- Supplied entries -
* * *
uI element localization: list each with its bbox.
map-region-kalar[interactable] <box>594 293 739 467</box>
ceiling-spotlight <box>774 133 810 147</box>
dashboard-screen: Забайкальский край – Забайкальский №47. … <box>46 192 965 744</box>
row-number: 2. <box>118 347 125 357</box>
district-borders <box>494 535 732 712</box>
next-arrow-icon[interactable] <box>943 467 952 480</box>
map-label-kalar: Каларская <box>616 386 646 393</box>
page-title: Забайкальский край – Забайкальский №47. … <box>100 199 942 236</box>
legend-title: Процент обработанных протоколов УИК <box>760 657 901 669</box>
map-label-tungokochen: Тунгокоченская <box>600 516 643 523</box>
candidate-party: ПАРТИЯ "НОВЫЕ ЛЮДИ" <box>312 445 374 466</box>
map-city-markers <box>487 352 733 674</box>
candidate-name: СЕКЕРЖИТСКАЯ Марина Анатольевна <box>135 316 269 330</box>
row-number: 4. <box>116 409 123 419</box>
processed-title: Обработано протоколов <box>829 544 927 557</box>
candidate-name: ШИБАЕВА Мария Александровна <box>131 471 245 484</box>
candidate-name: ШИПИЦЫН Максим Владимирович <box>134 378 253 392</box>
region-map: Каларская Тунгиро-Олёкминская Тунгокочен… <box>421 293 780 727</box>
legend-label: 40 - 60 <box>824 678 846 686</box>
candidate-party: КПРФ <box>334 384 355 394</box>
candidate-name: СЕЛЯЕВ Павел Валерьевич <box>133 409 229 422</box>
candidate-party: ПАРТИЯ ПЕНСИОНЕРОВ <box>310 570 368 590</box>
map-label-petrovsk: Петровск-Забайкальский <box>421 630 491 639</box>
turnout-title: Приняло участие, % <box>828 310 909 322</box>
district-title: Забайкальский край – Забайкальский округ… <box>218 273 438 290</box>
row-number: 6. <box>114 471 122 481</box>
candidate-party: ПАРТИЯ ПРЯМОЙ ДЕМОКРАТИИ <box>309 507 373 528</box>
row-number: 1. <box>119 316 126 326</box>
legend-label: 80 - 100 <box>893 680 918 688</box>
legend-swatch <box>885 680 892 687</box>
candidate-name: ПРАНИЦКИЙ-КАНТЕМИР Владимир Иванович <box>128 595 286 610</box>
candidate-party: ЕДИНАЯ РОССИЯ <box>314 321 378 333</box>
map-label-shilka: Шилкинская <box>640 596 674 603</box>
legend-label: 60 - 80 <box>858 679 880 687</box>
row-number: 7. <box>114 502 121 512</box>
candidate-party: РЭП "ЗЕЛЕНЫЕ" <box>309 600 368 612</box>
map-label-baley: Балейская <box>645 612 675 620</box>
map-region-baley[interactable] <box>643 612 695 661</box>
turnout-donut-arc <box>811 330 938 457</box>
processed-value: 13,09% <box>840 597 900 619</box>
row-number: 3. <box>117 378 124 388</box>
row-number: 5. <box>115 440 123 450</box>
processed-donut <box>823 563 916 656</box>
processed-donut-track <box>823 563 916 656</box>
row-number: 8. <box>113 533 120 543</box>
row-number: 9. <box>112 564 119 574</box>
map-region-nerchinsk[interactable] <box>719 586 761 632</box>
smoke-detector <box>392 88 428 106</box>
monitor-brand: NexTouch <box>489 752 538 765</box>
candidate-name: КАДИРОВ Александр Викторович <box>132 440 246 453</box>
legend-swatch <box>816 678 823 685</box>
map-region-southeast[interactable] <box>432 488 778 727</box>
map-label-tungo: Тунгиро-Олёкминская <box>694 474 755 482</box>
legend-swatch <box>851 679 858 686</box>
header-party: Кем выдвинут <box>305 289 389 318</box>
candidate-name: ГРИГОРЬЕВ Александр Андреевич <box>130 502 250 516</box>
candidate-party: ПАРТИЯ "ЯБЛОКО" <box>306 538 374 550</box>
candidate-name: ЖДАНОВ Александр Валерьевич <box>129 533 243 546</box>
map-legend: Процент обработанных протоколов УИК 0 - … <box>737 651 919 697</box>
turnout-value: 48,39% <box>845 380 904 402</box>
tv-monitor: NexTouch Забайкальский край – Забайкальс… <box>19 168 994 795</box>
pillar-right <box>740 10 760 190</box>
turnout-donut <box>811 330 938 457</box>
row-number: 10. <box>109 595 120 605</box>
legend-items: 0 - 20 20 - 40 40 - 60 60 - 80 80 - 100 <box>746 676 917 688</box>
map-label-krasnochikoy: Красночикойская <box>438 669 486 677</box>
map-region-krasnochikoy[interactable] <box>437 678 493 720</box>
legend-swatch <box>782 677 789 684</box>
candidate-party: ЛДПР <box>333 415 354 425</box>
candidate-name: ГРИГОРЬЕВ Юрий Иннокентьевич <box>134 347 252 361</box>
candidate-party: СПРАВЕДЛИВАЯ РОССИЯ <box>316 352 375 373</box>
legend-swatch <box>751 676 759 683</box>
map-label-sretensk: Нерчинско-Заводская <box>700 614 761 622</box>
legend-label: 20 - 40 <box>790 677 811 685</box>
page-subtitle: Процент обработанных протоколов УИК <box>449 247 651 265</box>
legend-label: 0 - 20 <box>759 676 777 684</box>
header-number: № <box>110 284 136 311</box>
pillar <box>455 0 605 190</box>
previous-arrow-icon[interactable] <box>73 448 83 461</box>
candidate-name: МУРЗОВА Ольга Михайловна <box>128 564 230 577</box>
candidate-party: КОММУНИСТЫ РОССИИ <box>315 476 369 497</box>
* * *
Please rewrite the material from its first line through the line with "row-number: 2. <box>118 347 125 357</box>", replacing "ceiling-spotlight" with "overhead-light" and leaving everything else unchanged.

- Written solution -
uI element localization: list each with its bbox.
map-region-kalar[interactable] <box>594 293 739 467</box>
overhead-light <box>774 133 810 147</box>
dashboard-screen: Забайкальский край – Забайкальский №47. … <box>46 192 965 744</box>
row-number: 2. <box>118 347 125 357</box>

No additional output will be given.